Do this :: Search the data for the word "Лося" and copy every line where it occurs.

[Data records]

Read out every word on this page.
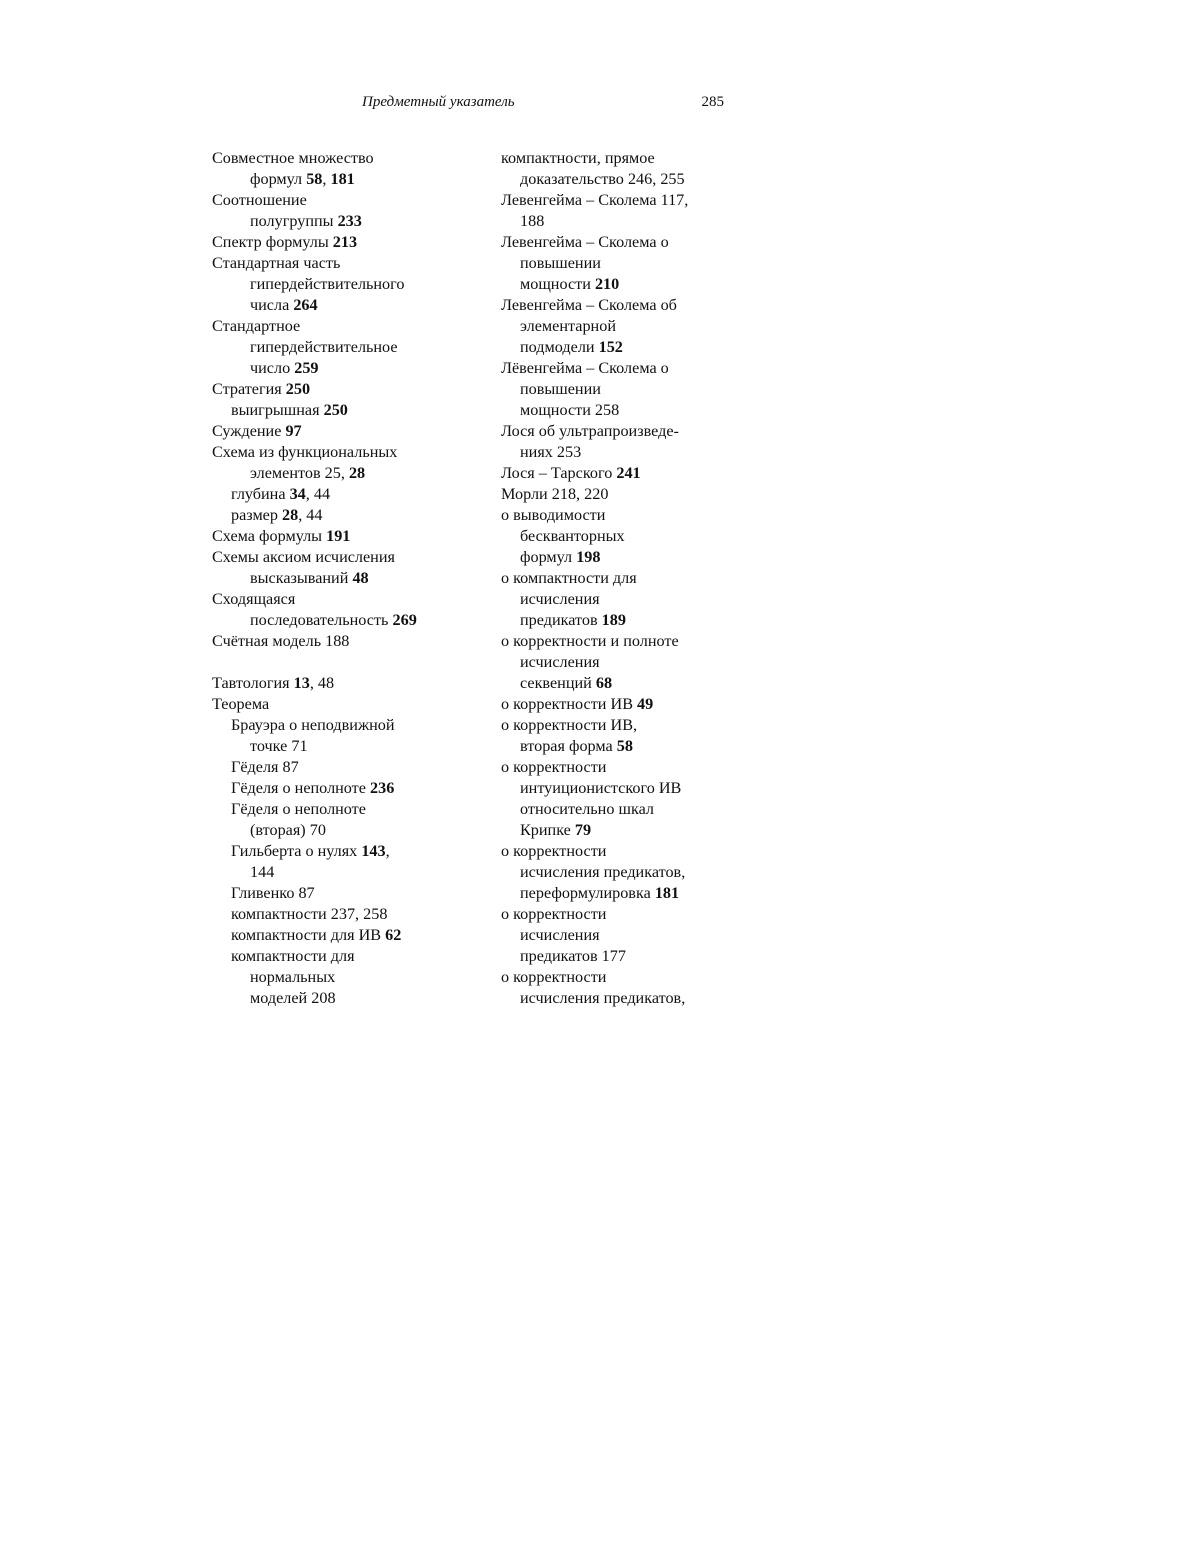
Предметный указатель	285
Совместное множество
формул 58, 181
Соотношение
полугруппы 233
Спектр формулы 213
Стандартная часть
гипердействительного
числа 264
Стандартное
гипердействительное
число 259
Стратегия 250
выигрышная 250
Суждение 97
Схема из функциональных
элементов 25, 28
глубина 34, 44
размер 28, 44
Схема формулы 191
Схемы аксиом исчисления
высказываний 48
Сходящаяся
последовательность 269
Счётная модель 188
Тавтология 13, 48
Теорема
Брауэра о неподвижной
точке 71
Гёделя 87
Гёделя о неполноте 236
Гёделя о неполноте
(вторая) 70
Гильберта о нулях 143,
144
Гливенко 87
компактности 237, 258
компактности для ИВ 62
компактности для
нормальных
моделей 208
компактности, прямое
доказательство 246, 255
Левенгейма – Сколема 117,
188
Левенгейма – Сколема о
повышении
мощности 210
Левенгейма – Сколема об
элементарной
подмодели 152
Лёвенгейма – Сколема о
повышении
мощности 258
Лося об ультрапроизведе-
ниях 253
Лося – Тарского 241
Морли 218, 220
о выводимости
бескванторных
формул 198
о компактности для
исчисления
предикатов 189
о корректности и полноте
исчисления
секвенций 68
о корректности ИВ 49
о корректности ИВ,
вторая форма 58
о корректности
интуиционистского ИВ
относительно шкал
Крипке 79
о корректности
исчисления предикатов,
переформулировка 181
о корректности
исчисления
предикатов 177
о корректности
исчисления предикатов,
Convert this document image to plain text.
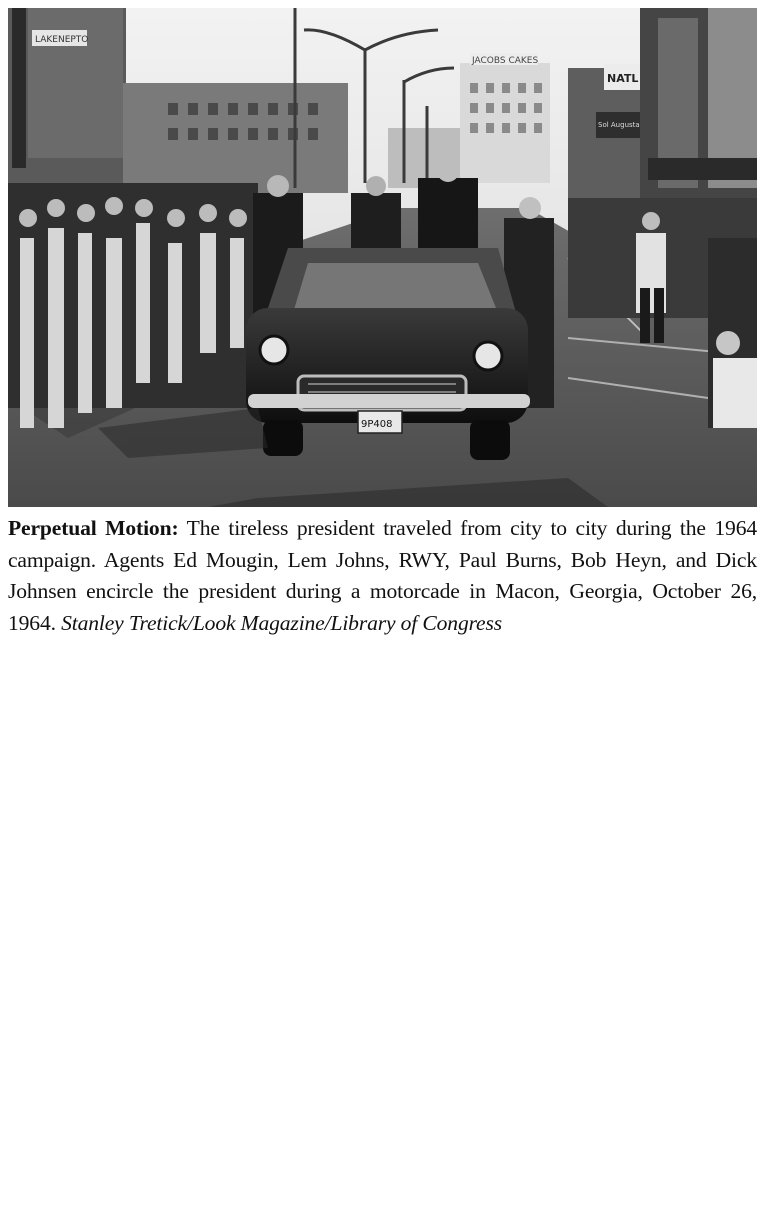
LAKENEPTO
JACOBS CAKES
NATL
Sol Augusta
9P408
Perpetual Motion: The tireless president traveled from city to city during the 1964 campaign. Agents Ed Mougin, Lem Johns, RWY, Paul Burns, Bob Heyn, and Dick Johnsen encircle the president during a motorcade in Macon, Georgia, October 26, 1964. Stanley Tretick/Look Magazine/Library of Congress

The answer ::
Лося об ультрапроизведе-
Лося – Тарского 241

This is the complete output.